+++ GIVEN INFORMATION
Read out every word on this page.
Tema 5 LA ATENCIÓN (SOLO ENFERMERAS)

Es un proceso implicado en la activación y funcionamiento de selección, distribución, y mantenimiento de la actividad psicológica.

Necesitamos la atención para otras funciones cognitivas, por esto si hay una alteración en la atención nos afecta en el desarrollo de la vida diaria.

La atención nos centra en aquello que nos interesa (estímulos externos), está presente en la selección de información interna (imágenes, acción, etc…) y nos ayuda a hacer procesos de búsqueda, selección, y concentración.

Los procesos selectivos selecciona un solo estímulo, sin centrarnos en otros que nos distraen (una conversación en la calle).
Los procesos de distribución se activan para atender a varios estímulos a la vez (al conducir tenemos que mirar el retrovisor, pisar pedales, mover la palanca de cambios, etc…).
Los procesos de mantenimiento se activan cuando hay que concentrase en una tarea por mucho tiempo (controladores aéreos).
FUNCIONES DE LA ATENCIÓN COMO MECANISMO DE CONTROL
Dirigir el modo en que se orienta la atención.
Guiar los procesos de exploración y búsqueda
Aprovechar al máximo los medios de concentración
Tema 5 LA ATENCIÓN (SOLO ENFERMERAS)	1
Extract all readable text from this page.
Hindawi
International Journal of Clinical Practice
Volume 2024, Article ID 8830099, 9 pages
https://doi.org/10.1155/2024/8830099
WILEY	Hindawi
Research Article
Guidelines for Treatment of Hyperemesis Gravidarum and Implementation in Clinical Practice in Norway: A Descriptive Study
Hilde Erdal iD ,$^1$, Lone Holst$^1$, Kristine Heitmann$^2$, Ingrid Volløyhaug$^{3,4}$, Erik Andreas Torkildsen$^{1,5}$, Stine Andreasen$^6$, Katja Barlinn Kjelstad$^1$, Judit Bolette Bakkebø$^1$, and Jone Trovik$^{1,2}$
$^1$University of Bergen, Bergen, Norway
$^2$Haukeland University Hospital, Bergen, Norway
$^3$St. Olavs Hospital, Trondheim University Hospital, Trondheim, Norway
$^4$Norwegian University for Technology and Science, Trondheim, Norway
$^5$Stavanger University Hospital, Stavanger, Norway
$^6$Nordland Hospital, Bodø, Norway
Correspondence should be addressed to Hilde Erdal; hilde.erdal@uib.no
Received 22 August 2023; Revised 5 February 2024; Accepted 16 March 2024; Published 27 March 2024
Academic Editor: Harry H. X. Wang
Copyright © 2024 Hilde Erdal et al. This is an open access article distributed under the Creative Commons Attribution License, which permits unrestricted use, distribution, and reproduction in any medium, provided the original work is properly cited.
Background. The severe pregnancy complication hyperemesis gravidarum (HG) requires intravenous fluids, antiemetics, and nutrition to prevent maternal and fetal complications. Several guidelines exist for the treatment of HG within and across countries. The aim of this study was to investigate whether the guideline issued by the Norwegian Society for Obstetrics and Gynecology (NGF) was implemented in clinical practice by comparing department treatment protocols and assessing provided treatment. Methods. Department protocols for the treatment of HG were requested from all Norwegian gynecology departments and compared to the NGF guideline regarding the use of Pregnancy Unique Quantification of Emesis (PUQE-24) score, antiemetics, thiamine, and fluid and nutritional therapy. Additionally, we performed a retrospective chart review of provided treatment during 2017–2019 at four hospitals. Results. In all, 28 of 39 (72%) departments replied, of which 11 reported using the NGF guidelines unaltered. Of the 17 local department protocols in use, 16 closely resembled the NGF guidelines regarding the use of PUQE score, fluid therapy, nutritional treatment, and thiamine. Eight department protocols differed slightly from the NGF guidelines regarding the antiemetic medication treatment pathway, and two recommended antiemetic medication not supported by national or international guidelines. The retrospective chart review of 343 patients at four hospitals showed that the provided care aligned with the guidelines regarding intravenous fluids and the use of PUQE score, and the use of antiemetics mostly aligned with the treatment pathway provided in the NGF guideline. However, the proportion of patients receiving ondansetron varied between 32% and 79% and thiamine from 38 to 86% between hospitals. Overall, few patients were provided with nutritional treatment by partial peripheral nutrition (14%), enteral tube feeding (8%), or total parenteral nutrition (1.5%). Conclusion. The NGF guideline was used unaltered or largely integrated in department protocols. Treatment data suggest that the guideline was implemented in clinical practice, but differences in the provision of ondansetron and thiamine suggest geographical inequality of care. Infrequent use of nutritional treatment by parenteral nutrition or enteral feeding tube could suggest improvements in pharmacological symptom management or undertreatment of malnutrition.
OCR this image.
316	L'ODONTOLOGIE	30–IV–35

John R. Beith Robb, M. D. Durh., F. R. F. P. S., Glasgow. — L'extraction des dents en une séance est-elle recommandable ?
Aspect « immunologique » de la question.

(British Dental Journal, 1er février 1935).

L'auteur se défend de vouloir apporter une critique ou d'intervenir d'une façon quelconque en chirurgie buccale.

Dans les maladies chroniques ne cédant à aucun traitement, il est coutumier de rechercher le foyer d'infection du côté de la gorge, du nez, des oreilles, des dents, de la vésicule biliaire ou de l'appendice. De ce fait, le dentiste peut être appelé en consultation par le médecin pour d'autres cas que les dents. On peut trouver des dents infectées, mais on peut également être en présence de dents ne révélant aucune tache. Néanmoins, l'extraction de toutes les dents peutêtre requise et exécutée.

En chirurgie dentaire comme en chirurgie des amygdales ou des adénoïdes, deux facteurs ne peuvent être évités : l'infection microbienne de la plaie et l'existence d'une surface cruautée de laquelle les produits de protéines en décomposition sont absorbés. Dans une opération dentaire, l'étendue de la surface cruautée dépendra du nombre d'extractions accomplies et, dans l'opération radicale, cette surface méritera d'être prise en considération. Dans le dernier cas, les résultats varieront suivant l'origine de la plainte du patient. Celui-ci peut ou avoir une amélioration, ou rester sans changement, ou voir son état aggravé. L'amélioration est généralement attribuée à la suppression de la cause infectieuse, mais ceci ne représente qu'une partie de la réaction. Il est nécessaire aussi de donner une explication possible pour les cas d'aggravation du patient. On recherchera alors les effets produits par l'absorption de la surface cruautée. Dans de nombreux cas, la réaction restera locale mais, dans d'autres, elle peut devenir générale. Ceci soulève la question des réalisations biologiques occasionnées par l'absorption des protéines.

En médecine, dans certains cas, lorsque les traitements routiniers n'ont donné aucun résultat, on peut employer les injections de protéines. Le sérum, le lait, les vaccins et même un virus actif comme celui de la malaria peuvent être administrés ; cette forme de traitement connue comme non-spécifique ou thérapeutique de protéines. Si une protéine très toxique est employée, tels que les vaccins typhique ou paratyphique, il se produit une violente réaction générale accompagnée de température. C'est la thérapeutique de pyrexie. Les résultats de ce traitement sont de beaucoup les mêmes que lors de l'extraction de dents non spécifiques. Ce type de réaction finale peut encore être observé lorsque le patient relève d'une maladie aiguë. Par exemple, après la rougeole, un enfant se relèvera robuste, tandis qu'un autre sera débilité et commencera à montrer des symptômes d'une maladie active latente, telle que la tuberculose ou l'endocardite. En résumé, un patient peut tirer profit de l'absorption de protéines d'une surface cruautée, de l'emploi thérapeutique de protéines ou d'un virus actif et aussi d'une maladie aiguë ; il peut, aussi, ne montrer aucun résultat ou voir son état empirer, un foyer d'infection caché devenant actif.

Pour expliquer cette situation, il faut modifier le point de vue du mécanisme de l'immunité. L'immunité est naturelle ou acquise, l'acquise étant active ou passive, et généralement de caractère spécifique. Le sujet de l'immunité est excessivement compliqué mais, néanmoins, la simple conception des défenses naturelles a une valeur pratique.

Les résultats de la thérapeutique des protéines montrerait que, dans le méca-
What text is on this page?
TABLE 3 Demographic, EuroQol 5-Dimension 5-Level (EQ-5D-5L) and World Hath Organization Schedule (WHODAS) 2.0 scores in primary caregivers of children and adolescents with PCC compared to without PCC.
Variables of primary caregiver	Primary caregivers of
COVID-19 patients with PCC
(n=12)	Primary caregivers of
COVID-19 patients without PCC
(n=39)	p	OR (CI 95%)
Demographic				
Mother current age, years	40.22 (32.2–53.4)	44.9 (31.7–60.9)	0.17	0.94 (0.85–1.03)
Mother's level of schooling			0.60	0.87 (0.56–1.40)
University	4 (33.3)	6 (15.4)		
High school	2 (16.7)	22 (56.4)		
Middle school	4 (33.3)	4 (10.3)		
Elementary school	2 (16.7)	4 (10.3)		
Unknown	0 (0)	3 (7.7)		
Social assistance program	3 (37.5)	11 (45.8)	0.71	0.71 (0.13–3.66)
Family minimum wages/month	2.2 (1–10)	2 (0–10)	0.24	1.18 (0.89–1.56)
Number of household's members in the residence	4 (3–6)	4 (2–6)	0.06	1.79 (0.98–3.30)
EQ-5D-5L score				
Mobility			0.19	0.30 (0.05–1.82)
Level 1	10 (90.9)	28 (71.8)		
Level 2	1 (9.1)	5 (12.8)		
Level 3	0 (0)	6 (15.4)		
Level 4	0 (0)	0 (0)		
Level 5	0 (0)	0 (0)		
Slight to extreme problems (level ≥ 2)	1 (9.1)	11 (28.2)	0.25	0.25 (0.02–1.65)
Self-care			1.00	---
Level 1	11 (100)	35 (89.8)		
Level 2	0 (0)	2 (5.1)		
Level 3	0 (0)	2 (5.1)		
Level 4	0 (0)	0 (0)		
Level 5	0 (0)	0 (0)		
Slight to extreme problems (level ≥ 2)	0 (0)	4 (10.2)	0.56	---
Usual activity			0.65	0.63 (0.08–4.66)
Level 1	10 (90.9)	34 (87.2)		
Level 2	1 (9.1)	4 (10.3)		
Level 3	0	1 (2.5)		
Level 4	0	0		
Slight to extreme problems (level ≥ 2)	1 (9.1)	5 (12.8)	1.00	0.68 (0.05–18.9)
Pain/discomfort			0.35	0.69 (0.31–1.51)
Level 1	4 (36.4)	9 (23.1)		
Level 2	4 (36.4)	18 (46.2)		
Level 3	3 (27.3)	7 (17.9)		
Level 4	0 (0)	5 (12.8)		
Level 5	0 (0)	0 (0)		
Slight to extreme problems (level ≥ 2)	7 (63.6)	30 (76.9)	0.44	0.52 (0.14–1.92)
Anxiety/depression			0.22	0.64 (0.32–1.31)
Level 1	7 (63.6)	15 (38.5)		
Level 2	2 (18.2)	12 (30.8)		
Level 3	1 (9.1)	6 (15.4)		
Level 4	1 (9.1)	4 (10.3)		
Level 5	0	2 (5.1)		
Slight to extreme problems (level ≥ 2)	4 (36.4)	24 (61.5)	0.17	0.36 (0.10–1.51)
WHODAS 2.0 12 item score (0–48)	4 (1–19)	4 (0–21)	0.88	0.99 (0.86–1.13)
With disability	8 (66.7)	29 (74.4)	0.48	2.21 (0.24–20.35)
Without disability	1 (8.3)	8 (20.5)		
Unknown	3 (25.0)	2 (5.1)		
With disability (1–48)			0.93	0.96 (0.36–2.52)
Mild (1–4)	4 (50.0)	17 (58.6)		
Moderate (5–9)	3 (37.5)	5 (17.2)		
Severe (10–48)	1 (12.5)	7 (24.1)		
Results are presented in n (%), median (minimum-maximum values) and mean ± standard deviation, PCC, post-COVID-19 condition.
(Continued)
++++++
EXERCISE
Scan the records above and count the lines that contain "problems". No text besides the count.

EXERCISE SOLUTION
5